■ REQUEST ■
Retype the whole listing, please, keeping every line exact and dropping the pictures.

— start TASK INPUT —

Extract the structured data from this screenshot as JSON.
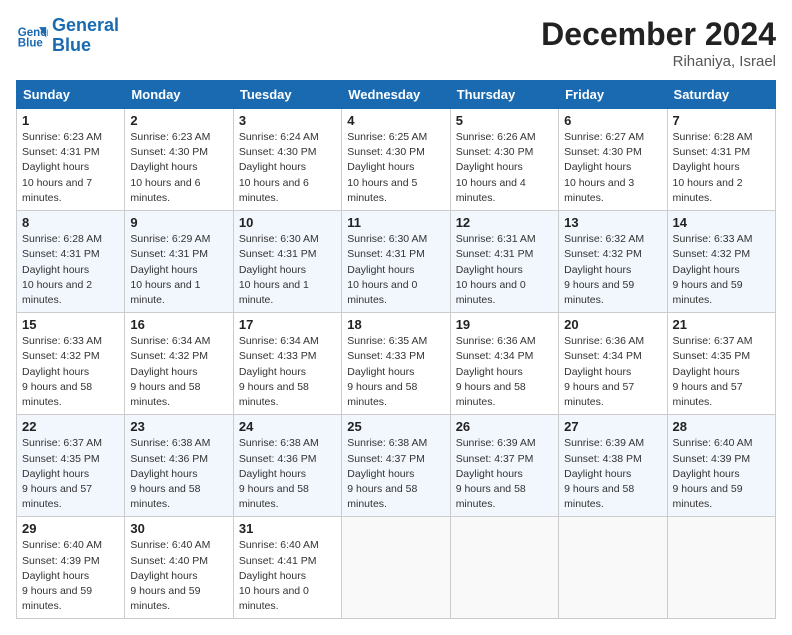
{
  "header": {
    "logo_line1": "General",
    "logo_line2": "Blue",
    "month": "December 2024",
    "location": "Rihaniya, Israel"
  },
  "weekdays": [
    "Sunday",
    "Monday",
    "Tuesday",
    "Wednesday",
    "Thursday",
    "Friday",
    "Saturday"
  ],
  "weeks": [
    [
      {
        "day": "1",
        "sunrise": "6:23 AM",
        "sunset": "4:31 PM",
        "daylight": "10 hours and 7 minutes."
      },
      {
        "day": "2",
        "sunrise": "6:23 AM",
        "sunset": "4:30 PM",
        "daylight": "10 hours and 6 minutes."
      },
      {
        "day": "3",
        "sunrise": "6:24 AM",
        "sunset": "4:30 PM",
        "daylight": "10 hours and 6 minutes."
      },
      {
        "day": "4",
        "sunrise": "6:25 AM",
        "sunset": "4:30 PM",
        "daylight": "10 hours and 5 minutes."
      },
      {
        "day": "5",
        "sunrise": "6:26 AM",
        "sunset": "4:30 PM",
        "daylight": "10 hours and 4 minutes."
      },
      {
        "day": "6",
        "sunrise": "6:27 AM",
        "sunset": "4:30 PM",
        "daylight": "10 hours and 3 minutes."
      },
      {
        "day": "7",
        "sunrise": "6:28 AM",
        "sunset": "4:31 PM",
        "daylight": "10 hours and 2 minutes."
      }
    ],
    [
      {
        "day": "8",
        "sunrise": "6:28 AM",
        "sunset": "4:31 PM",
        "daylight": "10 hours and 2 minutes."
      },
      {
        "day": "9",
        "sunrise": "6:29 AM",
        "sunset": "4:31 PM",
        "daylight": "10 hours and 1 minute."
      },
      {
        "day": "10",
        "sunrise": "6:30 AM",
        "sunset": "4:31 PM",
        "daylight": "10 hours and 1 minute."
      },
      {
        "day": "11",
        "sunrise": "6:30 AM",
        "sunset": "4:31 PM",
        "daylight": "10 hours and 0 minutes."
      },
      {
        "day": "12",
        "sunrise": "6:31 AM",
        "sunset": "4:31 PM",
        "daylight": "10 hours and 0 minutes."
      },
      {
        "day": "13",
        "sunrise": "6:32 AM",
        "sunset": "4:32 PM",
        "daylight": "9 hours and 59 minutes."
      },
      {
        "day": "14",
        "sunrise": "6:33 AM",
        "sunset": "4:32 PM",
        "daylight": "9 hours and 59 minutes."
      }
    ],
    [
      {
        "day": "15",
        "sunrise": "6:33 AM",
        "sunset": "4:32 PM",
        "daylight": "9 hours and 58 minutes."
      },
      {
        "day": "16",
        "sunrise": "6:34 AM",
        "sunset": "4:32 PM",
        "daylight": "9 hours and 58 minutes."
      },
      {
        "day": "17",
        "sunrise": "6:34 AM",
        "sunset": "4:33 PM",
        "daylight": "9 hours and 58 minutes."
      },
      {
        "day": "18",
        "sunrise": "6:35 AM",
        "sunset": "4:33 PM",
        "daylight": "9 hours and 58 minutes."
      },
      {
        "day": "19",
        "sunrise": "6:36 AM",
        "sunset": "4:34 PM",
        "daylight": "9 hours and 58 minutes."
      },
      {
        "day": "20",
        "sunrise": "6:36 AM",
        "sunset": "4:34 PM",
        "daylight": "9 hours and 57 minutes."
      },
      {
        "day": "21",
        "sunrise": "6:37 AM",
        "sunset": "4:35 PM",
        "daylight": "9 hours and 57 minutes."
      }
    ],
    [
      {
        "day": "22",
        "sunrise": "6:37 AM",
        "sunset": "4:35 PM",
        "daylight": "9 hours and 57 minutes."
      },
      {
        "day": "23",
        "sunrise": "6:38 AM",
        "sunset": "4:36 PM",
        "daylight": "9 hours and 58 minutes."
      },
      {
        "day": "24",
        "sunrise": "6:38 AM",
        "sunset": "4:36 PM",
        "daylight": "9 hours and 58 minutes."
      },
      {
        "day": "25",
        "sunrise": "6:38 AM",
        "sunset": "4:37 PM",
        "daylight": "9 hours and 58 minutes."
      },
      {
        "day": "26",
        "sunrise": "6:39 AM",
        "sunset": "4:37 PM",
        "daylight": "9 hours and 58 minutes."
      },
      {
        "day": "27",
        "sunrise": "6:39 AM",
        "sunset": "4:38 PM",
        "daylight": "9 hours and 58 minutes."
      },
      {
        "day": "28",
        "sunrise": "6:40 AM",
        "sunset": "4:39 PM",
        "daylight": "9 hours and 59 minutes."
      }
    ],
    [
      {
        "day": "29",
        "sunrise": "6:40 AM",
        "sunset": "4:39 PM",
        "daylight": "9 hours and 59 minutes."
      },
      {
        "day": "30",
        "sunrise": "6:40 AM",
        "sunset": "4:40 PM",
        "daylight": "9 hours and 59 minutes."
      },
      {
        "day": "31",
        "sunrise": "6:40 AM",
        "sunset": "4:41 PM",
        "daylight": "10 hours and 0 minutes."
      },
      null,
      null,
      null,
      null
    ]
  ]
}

— end TASK INPUT —

■ TASK OUTPUT ■
Extract the structured data from this screenshot as JSON.
{
  "header": {
    "logo_line1": "General",
    "logo_line2": "Blue",
    "month": "December 2024",
    "location": "Rihaniya, Israel"
  },
  "weekdays": [
    "Sunday",
    "Monday",
    "Tuesday",
    "Wednesday",
    "Thursday",
    "Friday",
    "Saturday"
  ],
  "weeks": [
    [
      {
        "day": "1",
        "sunrise": "6:23 AM",
        "sunset": "4:31 PM",
        "daylight": "10 hours and 7 minutes."
      },
      {
        "day": "2",
        "sunrise": "6:23 AM",
        "sunset": "4:30 PM",
        "daylight": "10 hours and 6 minutes."
      },
      {
        "day": "3",
        "sunrise": "6:24 AM",
        "sunset": "4:30 PM",
        "daylight": "10 hours and 6 minutes."
      },
      {
        "day": "4",
        "sunrise": "6:25 AM",
        "sunset": "4:30 PM",
        "daylight": "10 hours and 5 minutes."
      },
      {
        "day": "5",
        "sunrise": "6:26 AM",
        "sunset": "4:30 PM",
        "daylight": "10 hours and 4 minutes."
      },
      {
        "day": "6",
        "sunrise": "6:27 AM",
        "sunset": "4:30 PM",
        "daylight": "10 hours and 3 minutes."
      },
      {
        "day": "7",
        "sunrise": "6:28 AM",
        "sunset": "4:31 PM",
        "daylight": "10 hours and 2 minutes."
      }
    ],
    [
      {
        "day": "8",
        "sunrise": "6:28 AM",
        "sunset": "4:31 PM",
        "daylight": "10 hours and 2 minutes."
      },
      {
        "day": "9",
        "sunrise": "6:29 AM",
        "sunset": "4:31 PM",
        "daylight": "10 hours and 1 minute."
      },
      {
        "day": "10",
        "sunrise": "6:30 AM",
        "sunset": "4:31 PM",
        "daylight": "10 hours and 1 minute."
      },
      {
        "day": "11",
        "sunrise": "6:30 AM",
        "sunset": "4:31 PM",
        "daylight": "10 hours and 0 minutes."
      },
      {
        "day": "12",
        "sunrise": "6:31 AM",
        "sunset": "4:31 PM",
        "daylight": "10 hours and 0 minutes."
      },
      {
        "day": "13",
        "sunrise": "6:32 AM",
        "sunset": "4:32 PM",
        "daylight": "9 hours and 59 minutes."
      },
      {
        "day": "14",
        "sunrise": "6:33 AM",
        "sunset": "4:32 PM",
        "daylight": "9 hours and 59 minutes."
      }
    ],
    [
      {
        "day": "15",
        "sunrise": "6:33 AM",
        "sunset": "4:32 PM",
        "daylight": "9 hours and 58 minutes."
      },
      {
        "day": "16",
        "sunrise": "6:34 AM",
        "sunset": "4:32 PM",
        "daylight": "9 hours and 58 minutes."
      },
      {
        "day": "17",
        "sunrise": "6:34 AM",
        "sunset": "4:33 PM",
        "daylight": "9 hours and 58 minutes."
      },
      {
        "day": "18",
        "sunrise": "6:35 AM",
        "sunset": "4:33 PM",
        "daylight": "9 hours and 58 minutes."
      },
      {
        "day": "19",
        "sunrise": "6:36 AM",
        "sunset": "4:34 PM",
        "daylight": "9 hours and 58 minutes."
      },
      {
        "day": "20",
        "sunrise": "6:36 AM",
        "sunset": "4:34 PM",
        "daylight": "9 hours and 57 minutes."
      },
      {
        "day": "21",
        "sunrise": "6:37 AM",
        "sunset": "4:35 PM",
        "daylight": "9 hours and 57 minutes."
      }
    ],
    [
      {
        "day": "22",
        "sunrise": "6:37 AM",
        "sunset": "4:35 PM",
        "daylight": "9 hours and 57 minutes."
      },
      {
        "day": "23",
        "sunrise": "6:38 AM",
        "sunset": "4:36 PM",
        "daylight": "9 hours and 58 minutes."
      },
      {
        "day": "24",
        "sunrise": "6:38 AM",
        "sunset": "4:36 PM",
        "daylight": "9 hours and 58 minutes."
      },
      {
        "day": "25",
        "sunrise": "6:38 AM",
        "sunset": "4:37 PM",
        "daylight": "9 hours and 58 minutes."
      },
      {
        "day": "26",
        "sunrise": "6:39 AM",
        "sunset": "4:37 PM",
        "daylight": "9 hours and 58 minutes."
      },
      {
        "day": "27",
        "sunrise": "6:39 AM",
        "sunset": "4:38 PM",
        "daylight": "9 hours and 58 minutes."
      },
      {
        "day": "28",
        "sunrise": "6:40 AM",
        "sunset": "4:39 PM",
        "daylight": "9 hours and 59 minutes."
      }
    ],
    [
      {
        "day": "29",
        "sunrise": "6:40 AM",
        "sunset": "4:39 PM",
        "daylight": "9 hours and 59 minutes."
      },
      {
        "day": "30",
        "sunrise": "6:40 AM",
        "sunset": "4:40 PM",
        "daylight": "9 hours and 59 minutes."
      },
      {
        "day": "31",
        "sunrise": "6:40 AM",
        "sunset": "4:41 PM",
        "daylight": "10 hours and 0 minutes."
      },
      null,
      null,
      null,
      null
    ]
  ]
}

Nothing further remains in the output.